▶ **Task instructions**
Carry none of the pictures over; set down the material below exactly.

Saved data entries
------------------------------
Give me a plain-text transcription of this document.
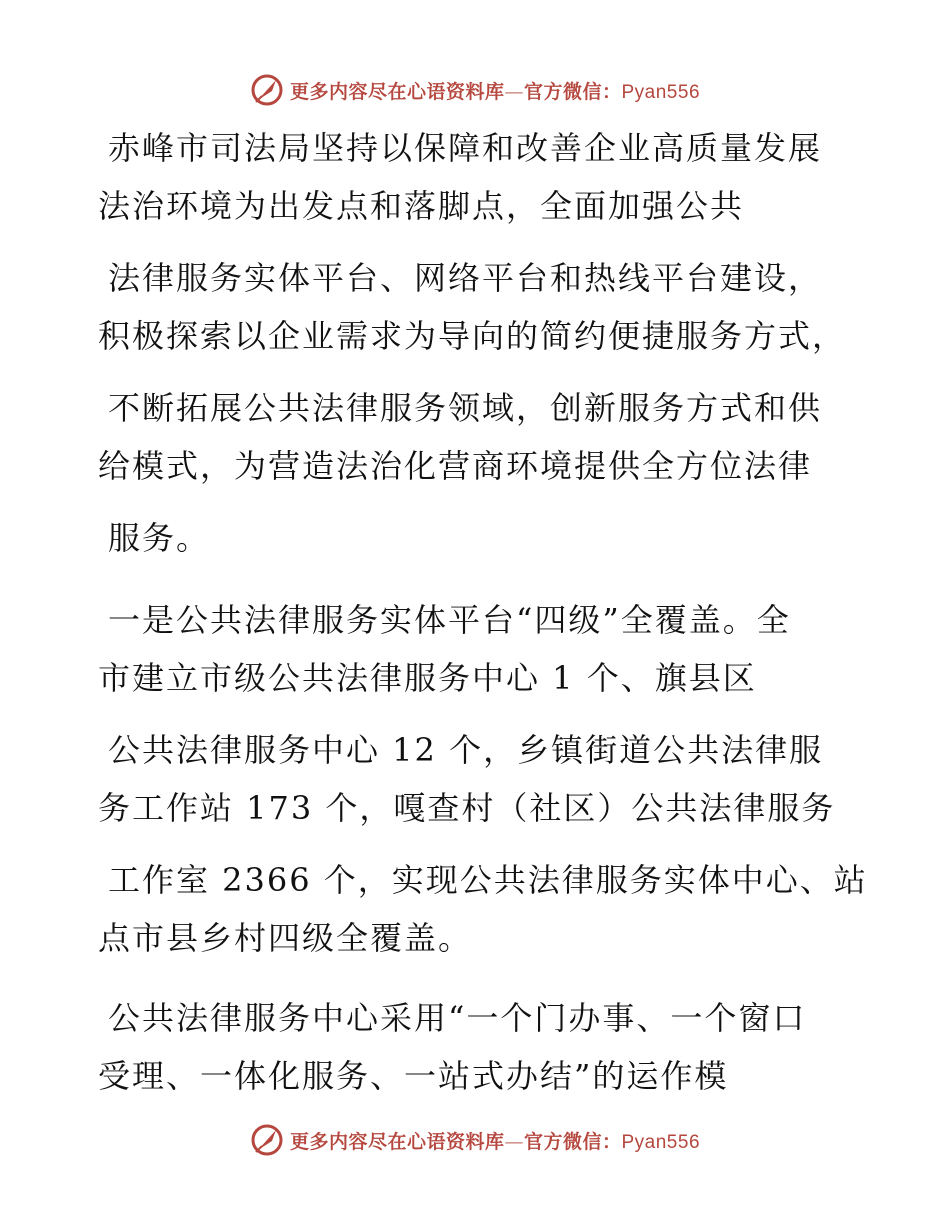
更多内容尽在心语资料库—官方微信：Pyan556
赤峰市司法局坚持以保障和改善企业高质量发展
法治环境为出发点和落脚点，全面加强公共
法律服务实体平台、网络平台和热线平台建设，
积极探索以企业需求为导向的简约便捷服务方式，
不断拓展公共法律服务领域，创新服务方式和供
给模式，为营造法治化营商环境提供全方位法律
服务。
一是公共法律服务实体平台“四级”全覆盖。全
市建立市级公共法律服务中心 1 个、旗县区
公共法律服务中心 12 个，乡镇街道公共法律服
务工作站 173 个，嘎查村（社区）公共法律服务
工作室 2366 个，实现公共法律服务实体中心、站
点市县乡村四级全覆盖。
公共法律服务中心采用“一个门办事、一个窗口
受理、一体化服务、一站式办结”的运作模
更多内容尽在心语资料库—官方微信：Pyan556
------------------------------
▶ **Task response**
Give me a plain-text transcription of this document.
更多内容尽在心语资料库—官方微信：Pyan556
赤峰市司法局坚持以保障和改善企业高质量发展
法治环境为出发点和落脚点，全面加强公共
法律服务实体平台、网络平台和热线平台建设，
积极探索以企业需求为导向的简约便捷服务方式，
不断拓展公共法律服务领域，创新服务方式和供
给模式，为营造法治化营商环境提供全方位法律
服务。
一是公共法律服务实体平台“四级”全覆盖。全
市建立市级公共法律服务中心 1 个、旗县区
公共法律服务中心 12 个，乡镇街道公共法律服
务工作站 173 个，嘎查村（社区）公共法律服务
工作室 2366 个，实现公共法律服务实体中心、站
点市县乡村四级全覆盖。
公共法律服务中心采用“一个门办事、一个窗口
受理、一体化服务、一站式办结”的运作模
更多内容尽在心语资料库—官方微信：Pyan556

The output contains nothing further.